Write out each record again exactly as it stands.

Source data
____

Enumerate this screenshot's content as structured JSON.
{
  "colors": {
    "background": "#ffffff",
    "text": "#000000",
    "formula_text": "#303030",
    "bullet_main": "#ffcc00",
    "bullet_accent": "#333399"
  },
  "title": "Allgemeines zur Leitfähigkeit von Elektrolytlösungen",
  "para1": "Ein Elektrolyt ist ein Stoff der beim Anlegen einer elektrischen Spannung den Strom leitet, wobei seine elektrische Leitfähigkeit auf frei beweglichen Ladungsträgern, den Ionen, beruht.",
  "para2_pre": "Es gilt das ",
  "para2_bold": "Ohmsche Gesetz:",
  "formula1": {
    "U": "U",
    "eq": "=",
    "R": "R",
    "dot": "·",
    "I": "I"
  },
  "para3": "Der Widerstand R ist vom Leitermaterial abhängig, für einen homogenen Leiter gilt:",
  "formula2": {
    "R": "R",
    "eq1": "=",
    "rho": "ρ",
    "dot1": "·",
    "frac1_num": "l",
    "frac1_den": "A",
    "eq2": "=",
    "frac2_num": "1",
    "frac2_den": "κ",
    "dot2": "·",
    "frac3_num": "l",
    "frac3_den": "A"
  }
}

____

▸ Result of the task:
Enumerate this screenshot's content as structured JSON.
{
  "colors": {
    "background": "#ffffff",
    "text": "#000000",
    "formula_text": "#303030",
    "bullet_main": "#ffcc00",
    "bullet_accent": "#333399"
  },
  "title": "Allgemeines zur Leitfähigkeit von Elektrolytlösungen",
  "para1": "Ein Elektrolyt ist ein Stoff der beim Anlegen einer elektrischen Spannung den Strom leitet, wobei seine elektrische Leitfähigkeit auf frei beweglichen Ladungsträgern, den Ionen, beruht.",
  "para2_pre": "Es gilt das ",
  "para2_bold": "Ohmsche Gesetz:",
  "formula1": {
    "U": "U",
    "eq": "=",
    "R": "R",
    "dot": "·",
    "I": "I"
  },
  "para3": "Der Widerstand R ist vom Leitermaterial abhängig, für einen homogenen Leiter gilt:",
  "formula2": {
    "R": "R",
    "eq1": "=",
    "rho": "ρ",
    "dot1": "·",
    "frac1_num": "l",
    "frac1_den": "A",
    "eq2": "=",
    "frac2_num": "1",
    "frac2_den": "κ",
    "dot2": "·",
    "frac3_num": "l",
    "frac3_den": "A"
  }
}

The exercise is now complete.